■ **What to produce**:
With the pictures removed, the data below must be transcribed in full and exactly.

=== Material shown ===

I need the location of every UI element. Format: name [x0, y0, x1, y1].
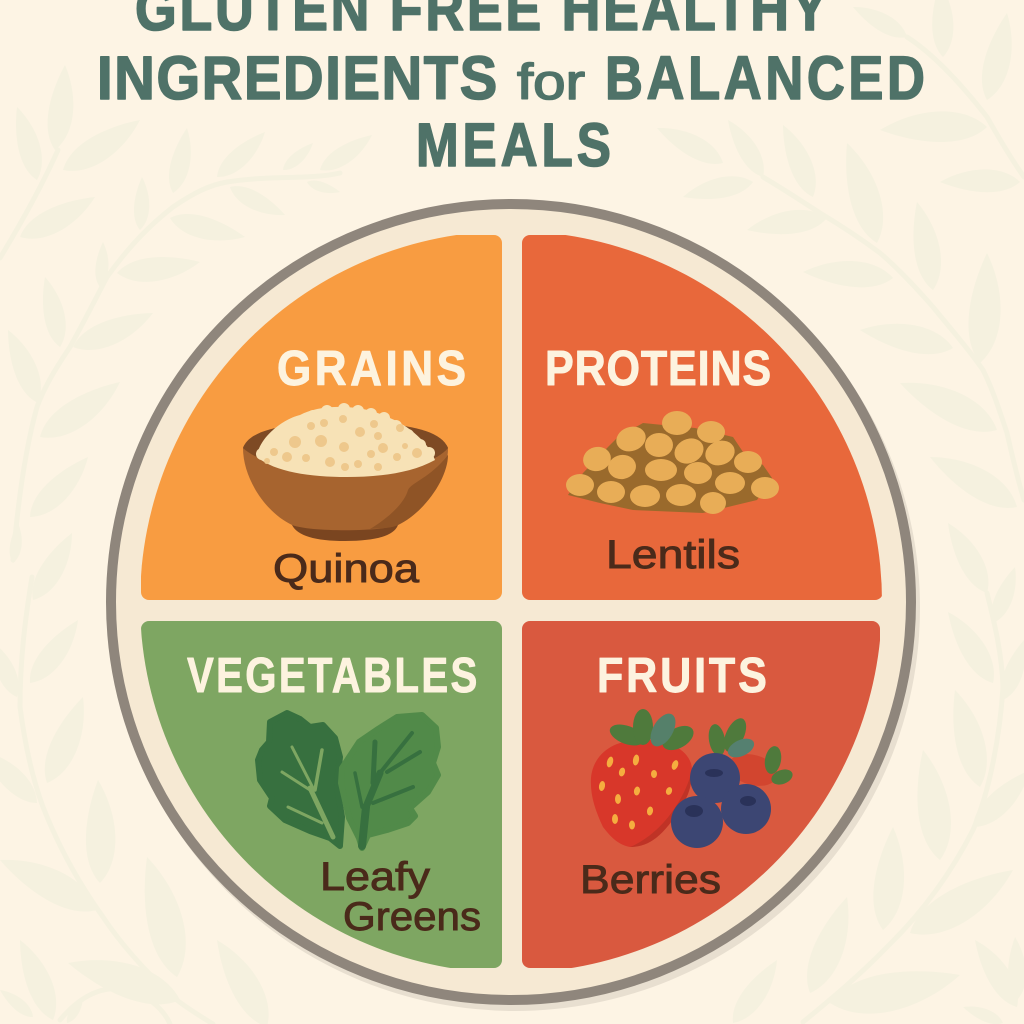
- heading: fruits: FRUITS: [597, 647, 767, 703]
- plate: [110, 204, 920, 1011]
- heading: grains: GRAINS: [277, 341, 466, 396]
- label: leafy greens: Leafy: [320, 855, 430, 899]
- blueberries: [671, 753, 771, 848]
- heading: vegetables: VEGETABLES: [187, 648, 477, 703]
- title: for: [517, 54, 585, 110]
- panel: grains: [141, 235, 502, 600]
- title: INGREDIENTS: [97, 45, 497, 113]
- small strawberry: [706, 715, 795, 791]
- icon: berries: [591, 709, 795, 848]
- label: quinoa: Quinoa: [273, 547, 420, 591]
- title: BALANCED: [605, 44, 925, 113]
- title: MEALS: [416, 111, 611, 179]
- large strawberry: [591, 740, 692, 847]
- icon: quinoa bowl: [243, 403, 448, 541]
- panel: vegetables: [141, 621, 502, 968]
- icon: leafy greens: [258, 713, 438, 848]
- heading: proteins: PROTEINS: [545, 340, 771, 396]
- label: leafy greens: Greens: [343, 895, 481, 939]
- icon: lentils: [566, 411, 779, 514]
- label: leafy greens: [320, 855, 481, 939]
- panel: proteins: [522, 235, 883, 600]
- title: [97, 0, 925, 179]
- panel: fruits: [522, 621, 880, 968]
- label: berries: Berries: [580, 858, 721, 902]
- label: lentils: Lentils: [606, 533, 740, 577]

===

■ **Output**:
I need the location of every UI element. Format: name [x0, y0, x1, y1].
- heading: fruits: FRUITS: [597, 647, 767, 703]
- plate: [110, 204, 920, 1011]
- heading: grains: GRAINS: [277, 341, 466, 396]
- label: leafy greens: Leafy: [320, 855, 430, 899]
- blueberries: [671, 753, 771, 848]
- heading: vegetables: VEGETABLES: [187, 648, 477, 703]
- title: for: [517, 54, 585, 110]
- panel: grains: [141, 235, 502, 600]
- title: INGREDIENTS: [97, 45, 497, 113]
- small strawberry: [706, 715, 795, 791]
- icon: berries: [591, 709, 795, 848]
- label: quinoa: Quinoa: [273, 547, 420, 591]
- title: BALANCED: [605, 44, 925, 113]
- title: MEALS: [416, 111, 611, 179]
- large strawberry: [591, 740, 692, 847]
- icon: quinoa bowl: [243, 403, 448, 541]
- panel: vegetables: [141, 621, 502, 968]
- icon: leafy greens: [258, 713, 438, 848]
- heading: proteins: PROTEINS: [545, 340, 771, 396]
- label: leafy greens: Greens: [343, 895, 481, 939]
- icon: lentils: [566, 411, 779, 514]
- label: leafy greens: [320, 855, 481, 939]
- panel: proteins: [522, 235, 883, 600]
- title: [97, 0, 925, 179]
- panel: fruits: [522, 621, 880, 968]
- label: berries: Berries: [580, 858, 721, 902]
- label: lentils: Lentils: [606, 533, 740, 577]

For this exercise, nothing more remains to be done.